* Texto fuente
▽
La criminalización de los derechos humanos

Crédito: Alejandro Ospina

El derecho internacional de los derechos humanos, el derecho humanitario y el derecho penal están experimentando una transformación muy significativa pero en gran medida no reconocida. Están dando cada vez más prioridad a una estrecha gama de "crímenes atroces" a expensas de gran parte de la agenda mucho más amplia que también deberían abordar.

Este proceso de criminalización ha ido ganando velocidad durante dos décadas y ahora está empezando a transformar las principales prioridades tanto a nivel nacional como internacional. Aunque el enjuiciamiento de criminales atroces debe formar parte de la respuesta global a las violaciones de los derechos humanos y del derecho humanitario, un énfasis desproporcionado en la criminalización plantea grandes riesgos. Sólo se procesará a un número muy reducido de individuos, pero las violaciones no penales quedan marginadas y se siguen ignorando los remedios estructurales. Además, la criminalización empodera a jueces y abogados penalistas en detrimento de los movimientos sociales, desplaza el foco de atención hacia la responsabilidad individual en lugar de la colectiva, refuerza la problemática dinámica Norte-Sur y distorsiona la asignación de recursos.
△
* Registros
▽
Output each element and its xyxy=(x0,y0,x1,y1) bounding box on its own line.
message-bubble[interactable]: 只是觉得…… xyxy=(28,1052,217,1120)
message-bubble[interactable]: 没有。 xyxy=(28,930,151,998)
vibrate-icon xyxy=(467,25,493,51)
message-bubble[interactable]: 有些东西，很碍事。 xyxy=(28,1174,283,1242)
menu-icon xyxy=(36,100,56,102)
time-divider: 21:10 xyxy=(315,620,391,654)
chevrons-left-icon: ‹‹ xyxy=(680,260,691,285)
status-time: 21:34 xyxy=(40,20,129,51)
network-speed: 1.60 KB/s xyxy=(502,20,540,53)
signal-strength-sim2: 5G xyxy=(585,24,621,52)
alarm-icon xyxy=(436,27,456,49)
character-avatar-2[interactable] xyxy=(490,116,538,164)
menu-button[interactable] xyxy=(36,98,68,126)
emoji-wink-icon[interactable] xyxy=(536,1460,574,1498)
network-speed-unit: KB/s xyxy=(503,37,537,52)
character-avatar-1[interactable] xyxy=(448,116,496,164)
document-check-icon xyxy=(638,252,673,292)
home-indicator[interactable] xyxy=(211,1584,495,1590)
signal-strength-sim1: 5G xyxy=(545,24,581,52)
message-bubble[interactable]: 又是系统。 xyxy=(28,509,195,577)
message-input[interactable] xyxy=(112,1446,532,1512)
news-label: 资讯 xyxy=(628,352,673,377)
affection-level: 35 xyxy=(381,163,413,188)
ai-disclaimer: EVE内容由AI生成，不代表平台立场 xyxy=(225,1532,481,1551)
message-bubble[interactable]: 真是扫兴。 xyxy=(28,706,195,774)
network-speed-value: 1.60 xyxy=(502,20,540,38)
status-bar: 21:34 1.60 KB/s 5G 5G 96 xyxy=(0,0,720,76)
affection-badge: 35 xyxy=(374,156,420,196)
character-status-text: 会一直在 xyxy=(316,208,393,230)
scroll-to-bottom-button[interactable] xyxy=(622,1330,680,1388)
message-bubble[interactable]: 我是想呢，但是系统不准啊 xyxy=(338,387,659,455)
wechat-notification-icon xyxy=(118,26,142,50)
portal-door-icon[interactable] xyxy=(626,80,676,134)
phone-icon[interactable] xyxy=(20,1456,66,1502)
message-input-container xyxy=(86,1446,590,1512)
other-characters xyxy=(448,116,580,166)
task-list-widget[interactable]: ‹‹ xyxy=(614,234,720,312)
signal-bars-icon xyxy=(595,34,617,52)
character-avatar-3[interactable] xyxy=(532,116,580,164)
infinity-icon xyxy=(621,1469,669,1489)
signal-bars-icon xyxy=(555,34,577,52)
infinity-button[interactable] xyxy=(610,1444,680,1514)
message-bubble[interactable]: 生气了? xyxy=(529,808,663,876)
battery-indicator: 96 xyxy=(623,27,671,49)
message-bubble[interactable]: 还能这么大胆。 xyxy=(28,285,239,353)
△
Por favor, prosigue el texto sobre la criminalización de los derechos humanos a partir de su última oración.

Tendencias

La preocupación por la criminalización refleja una filosofía particular sobre la mejor manera de abordar las principales patologías de las sociedades. Otorga un papel central a los funcionarios encargados de hacer cumplir la ley y a los investigadores, fiscales y jueces. Aunque en teoría debería ser sólo una parte de la respuesta, corre el riesgo de convertirse en dominante en la práctica.

Algunos ejemplos (analizados en profundidad en mi reciente artículo en el Journal of Human Rights Practice) incluyen la priorización del enjuiciamiento de la violencia sexual en lugar de esfuerzos más amplios para defender los derechos de las mujeres en los conflictos; la abrumadora atención de la Corte Penal Internacional a los "crímenes atroces" a expensas del enjuiciamiento de muchos otros delitos; el énfasis insistente en los mandatos recientes de las comisiones de investigación del Consejo de Derechos Humanos de la ONU en la responsabilidad penal individual; la creación de mecanismos de investigación enormemente costosos (para Myanmar, Siria y el ISIS en Irak) orientados casi en su totalidad a futuros enjuiciamientos; y la presión para alegar genocidio en un gran número de situaciones con el fin de demostrar que se trata del "peor" crimen atroz. Al mismo tiempo, los recortes en la financiación están socavando la eficacia potencial de las actividades básicas de derechos humanos de la ONU, como la supervisión de los órganos creados en virtud de tratados y las funciones de rendición de cuentas de los titulares de mandatos de los procedimientos especiales.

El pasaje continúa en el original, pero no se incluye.